Figure dataset records:

╔══

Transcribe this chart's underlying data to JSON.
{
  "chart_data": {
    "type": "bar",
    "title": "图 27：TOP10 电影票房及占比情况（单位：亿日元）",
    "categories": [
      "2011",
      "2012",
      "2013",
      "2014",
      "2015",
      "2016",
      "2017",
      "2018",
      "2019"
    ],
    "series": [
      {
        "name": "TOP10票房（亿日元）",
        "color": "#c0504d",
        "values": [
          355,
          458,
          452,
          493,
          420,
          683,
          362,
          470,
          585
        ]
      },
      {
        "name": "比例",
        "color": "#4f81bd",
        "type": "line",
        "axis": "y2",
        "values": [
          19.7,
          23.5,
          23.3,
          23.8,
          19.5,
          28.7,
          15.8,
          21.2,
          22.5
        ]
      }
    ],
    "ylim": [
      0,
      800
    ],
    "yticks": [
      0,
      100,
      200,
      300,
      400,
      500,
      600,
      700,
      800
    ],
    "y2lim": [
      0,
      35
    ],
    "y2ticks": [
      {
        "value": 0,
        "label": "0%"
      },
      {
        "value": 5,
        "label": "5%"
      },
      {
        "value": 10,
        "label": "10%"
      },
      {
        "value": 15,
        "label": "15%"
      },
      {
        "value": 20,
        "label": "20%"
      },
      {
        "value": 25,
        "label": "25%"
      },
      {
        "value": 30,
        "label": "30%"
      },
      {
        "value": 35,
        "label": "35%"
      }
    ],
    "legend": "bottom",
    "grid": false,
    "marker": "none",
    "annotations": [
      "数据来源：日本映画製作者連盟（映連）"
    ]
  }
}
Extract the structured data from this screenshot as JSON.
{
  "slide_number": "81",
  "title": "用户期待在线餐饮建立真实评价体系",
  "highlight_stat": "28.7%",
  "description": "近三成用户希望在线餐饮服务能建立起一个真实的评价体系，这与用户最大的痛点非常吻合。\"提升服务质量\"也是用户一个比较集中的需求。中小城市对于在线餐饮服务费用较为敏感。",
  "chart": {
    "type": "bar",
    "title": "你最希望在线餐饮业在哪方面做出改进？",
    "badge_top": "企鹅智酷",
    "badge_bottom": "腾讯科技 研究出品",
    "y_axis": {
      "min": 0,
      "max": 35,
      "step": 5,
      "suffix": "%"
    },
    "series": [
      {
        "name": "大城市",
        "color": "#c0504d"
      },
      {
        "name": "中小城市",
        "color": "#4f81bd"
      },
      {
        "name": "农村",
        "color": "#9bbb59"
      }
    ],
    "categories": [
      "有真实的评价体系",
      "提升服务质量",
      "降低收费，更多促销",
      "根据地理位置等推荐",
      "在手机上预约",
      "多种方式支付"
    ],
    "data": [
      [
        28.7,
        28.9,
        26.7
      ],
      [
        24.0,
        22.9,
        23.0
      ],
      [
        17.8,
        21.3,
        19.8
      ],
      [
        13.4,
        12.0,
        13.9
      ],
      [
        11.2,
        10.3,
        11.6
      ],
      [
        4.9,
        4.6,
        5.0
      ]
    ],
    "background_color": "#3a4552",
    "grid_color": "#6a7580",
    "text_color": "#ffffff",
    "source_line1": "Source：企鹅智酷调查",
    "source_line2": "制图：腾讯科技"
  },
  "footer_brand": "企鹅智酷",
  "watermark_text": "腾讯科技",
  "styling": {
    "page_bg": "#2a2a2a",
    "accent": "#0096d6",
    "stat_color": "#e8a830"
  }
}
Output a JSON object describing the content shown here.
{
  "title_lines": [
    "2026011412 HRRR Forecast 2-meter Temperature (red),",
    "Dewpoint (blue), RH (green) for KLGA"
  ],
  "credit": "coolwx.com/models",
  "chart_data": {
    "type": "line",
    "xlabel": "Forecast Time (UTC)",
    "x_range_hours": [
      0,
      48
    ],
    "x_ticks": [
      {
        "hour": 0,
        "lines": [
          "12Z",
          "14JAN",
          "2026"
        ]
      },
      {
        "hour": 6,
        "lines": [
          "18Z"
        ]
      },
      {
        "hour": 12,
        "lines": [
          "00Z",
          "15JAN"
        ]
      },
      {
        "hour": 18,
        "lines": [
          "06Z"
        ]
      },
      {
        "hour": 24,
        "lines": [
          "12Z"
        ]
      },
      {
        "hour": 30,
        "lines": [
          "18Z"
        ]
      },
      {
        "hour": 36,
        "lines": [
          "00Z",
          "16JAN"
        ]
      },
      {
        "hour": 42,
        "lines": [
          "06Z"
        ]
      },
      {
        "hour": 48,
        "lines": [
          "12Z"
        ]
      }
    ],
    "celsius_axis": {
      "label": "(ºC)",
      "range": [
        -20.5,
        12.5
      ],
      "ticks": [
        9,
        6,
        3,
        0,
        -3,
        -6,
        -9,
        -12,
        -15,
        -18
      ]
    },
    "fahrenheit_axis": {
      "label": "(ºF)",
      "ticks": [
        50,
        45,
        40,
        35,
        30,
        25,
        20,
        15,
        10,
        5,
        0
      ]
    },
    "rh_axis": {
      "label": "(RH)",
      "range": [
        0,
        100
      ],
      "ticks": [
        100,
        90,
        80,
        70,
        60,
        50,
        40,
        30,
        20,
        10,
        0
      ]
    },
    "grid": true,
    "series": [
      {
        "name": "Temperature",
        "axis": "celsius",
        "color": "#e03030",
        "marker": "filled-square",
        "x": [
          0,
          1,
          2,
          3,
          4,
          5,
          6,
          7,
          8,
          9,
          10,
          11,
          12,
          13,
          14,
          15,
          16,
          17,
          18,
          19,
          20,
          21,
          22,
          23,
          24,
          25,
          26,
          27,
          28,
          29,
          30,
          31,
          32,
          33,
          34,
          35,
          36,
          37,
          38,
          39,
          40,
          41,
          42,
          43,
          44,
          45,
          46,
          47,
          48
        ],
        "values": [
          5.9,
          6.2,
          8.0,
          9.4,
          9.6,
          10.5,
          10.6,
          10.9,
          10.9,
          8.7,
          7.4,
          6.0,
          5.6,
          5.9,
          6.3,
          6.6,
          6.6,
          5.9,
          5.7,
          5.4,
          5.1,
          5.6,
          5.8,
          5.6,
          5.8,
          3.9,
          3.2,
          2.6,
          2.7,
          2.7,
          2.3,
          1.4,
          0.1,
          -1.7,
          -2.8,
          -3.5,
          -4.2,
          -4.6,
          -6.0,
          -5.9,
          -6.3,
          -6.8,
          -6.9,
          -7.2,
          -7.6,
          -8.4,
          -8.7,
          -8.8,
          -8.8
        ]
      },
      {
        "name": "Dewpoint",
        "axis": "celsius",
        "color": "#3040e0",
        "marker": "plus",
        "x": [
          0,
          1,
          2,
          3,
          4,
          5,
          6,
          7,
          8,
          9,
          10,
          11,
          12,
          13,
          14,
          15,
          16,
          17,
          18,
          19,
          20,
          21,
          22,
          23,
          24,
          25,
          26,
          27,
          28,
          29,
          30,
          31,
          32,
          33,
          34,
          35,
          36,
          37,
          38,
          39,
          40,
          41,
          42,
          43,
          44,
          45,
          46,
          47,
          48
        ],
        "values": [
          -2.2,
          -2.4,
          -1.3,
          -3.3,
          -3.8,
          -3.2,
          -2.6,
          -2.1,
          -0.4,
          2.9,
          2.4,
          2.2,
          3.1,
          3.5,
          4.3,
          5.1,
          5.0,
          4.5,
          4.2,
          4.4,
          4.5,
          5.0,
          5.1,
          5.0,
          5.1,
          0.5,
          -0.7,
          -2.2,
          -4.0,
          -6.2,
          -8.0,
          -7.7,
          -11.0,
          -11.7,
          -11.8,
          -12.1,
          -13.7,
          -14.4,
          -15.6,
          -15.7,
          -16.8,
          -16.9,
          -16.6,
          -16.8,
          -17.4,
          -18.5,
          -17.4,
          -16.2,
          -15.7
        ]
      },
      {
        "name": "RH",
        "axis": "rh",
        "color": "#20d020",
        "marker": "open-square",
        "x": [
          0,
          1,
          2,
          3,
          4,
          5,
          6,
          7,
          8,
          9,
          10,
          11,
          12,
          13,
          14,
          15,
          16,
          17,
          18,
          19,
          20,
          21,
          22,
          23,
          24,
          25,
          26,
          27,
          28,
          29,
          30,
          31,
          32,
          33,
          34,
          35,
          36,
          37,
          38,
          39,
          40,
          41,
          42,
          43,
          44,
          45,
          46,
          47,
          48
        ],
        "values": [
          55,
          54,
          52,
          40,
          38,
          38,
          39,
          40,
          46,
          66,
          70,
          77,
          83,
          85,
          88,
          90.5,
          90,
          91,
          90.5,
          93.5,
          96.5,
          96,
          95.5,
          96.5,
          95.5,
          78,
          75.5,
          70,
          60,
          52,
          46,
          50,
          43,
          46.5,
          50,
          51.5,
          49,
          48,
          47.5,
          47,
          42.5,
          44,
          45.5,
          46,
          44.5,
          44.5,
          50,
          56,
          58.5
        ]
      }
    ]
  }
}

╚══

* Task to complete: Considering only the records above, state the number of lines that include the word "提升服务质量", with nothing added.

* Worked answer: 2